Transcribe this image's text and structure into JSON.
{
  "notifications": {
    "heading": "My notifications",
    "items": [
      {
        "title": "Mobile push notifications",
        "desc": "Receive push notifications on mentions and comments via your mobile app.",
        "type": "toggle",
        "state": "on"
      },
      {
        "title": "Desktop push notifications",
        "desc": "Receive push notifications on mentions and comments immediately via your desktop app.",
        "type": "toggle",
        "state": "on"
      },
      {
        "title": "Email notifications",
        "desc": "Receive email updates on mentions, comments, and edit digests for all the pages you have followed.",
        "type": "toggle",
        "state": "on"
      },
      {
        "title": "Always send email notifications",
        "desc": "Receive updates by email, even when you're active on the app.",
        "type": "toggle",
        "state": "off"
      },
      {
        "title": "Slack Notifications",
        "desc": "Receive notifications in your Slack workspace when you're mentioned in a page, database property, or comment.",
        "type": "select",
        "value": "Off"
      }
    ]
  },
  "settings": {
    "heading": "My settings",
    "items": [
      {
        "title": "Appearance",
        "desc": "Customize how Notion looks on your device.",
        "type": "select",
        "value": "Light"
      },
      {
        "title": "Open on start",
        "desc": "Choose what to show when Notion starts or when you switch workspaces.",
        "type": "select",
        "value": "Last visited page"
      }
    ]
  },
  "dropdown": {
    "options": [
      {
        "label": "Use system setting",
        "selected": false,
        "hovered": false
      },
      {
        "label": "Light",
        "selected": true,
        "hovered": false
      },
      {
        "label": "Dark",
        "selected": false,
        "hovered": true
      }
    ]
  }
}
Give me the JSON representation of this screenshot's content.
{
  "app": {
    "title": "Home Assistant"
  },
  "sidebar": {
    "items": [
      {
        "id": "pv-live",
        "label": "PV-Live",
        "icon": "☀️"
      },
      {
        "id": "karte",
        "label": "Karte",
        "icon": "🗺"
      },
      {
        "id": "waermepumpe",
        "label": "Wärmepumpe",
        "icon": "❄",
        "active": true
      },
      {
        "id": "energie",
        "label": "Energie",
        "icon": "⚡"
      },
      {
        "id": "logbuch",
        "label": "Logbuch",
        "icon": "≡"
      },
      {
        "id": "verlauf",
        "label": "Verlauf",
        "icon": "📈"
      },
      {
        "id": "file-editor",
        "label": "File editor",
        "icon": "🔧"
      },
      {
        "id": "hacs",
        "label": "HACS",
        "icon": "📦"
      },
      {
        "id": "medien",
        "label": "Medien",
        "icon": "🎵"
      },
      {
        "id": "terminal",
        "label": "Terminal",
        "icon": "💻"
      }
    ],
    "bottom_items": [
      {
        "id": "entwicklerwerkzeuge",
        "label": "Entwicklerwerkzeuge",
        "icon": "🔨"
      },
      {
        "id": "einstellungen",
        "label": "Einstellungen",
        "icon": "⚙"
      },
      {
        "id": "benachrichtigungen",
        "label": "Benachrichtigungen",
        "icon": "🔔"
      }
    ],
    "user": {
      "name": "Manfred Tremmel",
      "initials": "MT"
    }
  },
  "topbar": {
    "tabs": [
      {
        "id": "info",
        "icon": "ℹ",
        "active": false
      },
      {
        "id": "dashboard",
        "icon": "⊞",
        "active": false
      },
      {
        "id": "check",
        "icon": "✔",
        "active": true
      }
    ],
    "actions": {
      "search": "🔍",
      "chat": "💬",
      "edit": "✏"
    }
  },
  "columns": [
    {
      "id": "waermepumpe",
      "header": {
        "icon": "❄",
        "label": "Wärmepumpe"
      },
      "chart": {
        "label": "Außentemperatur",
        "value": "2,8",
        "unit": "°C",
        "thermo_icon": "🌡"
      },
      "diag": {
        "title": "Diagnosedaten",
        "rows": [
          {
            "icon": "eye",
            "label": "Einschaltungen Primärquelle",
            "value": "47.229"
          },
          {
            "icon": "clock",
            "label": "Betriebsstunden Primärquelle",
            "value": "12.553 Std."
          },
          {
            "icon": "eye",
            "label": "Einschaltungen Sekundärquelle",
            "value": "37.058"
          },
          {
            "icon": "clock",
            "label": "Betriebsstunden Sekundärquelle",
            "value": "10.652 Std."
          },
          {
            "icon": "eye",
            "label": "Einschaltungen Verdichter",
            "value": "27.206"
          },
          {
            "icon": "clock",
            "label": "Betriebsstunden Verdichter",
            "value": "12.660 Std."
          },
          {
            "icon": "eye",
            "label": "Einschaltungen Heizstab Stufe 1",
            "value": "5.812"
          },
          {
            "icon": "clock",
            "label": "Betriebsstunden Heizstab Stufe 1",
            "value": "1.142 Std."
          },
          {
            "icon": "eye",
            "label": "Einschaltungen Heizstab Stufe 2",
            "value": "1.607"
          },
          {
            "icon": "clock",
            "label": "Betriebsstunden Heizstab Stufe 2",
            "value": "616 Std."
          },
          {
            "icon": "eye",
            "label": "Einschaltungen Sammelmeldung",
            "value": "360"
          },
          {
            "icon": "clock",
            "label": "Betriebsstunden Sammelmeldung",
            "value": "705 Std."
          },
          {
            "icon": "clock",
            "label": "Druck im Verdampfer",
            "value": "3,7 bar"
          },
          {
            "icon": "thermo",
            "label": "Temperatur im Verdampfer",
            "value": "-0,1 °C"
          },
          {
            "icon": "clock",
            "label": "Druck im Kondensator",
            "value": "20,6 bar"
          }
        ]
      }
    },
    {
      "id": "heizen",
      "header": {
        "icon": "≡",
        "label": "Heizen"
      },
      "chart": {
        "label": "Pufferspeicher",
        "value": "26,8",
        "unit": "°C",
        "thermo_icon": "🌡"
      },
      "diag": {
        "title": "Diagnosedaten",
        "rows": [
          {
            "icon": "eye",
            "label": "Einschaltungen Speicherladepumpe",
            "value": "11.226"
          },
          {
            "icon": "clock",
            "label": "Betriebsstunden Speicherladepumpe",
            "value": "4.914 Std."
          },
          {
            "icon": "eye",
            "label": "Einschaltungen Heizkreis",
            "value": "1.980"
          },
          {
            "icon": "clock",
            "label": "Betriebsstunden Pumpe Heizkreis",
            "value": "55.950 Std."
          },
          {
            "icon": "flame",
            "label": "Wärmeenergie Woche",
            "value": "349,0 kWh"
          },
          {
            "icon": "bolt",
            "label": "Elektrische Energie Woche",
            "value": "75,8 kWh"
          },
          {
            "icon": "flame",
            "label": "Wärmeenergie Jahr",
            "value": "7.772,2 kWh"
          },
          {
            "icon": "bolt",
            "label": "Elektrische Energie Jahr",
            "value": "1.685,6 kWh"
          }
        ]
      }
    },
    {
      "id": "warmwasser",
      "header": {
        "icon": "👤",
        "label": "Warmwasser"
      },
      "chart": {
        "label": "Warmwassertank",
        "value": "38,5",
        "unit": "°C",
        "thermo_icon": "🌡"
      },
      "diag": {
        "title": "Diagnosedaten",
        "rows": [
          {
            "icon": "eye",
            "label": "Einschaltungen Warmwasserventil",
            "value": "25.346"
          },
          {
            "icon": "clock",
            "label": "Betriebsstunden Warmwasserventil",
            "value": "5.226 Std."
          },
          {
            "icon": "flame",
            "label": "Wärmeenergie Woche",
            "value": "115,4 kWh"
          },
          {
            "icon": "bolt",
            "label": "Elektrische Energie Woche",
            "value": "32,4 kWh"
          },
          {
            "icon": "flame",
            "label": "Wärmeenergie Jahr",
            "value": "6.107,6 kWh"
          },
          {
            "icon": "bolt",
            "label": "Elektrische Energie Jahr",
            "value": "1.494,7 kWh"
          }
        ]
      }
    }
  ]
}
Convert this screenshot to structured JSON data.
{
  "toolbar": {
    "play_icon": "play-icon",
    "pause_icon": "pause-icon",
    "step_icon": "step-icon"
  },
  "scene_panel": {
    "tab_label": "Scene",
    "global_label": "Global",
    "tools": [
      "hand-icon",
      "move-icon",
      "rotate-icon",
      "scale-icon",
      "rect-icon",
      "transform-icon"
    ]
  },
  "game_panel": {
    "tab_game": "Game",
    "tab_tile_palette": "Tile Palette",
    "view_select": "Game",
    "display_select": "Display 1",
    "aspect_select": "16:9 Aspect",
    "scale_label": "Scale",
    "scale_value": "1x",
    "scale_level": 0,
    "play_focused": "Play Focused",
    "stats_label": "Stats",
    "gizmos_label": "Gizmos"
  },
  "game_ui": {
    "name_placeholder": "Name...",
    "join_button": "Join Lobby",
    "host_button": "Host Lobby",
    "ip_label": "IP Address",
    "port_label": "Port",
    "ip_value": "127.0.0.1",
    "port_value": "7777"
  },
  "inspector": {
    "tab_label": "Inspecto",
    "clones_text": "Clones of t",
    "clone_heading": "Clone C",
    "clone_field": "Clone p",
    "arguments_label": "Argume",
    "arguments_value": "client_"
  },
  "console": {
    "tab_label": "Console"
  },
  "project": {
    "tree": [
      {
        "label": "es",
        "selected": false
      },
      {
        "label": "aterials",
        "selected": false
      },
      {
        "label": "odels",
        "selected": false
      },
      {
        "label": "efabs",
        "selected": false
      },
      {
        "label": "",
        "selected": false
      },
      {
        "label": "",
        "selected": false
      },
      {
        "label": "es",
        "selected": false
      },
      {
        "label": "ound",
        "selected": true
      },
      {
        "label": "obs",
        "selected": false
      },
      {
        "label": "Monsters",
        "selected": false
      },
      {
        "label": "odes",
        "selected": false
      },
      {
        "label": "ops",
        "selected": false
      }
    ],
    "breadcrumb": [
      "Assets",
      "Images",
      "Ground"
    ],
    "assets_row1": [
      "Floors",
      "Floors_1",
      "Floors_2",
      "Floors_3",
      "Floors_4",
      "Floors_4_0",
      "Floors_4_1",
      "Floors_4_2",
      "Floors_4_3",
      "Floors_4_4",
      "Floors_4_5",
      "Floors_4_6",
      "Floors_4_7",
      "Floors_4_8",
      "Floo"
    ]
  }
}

◆ **WHAT TO PRODUCE**:
Find the string "title" in the listing and return every line that holds it.

◆ **ANSWER TO THIS TASK**:
        "title": "Mobile push notifications",
        "title": "Desktop push notifications",
        "title": "Email notifications",
        "title": "Always send email notifications",
        "title": "Slack Notifications",
        "title": "Appearance",
        "title": "Open on start",
    "title": "Home Assistant"
        "title": "Diagnosedaten",
        "title": "Diagnosedaten",
        "title": "Diagnosedaten",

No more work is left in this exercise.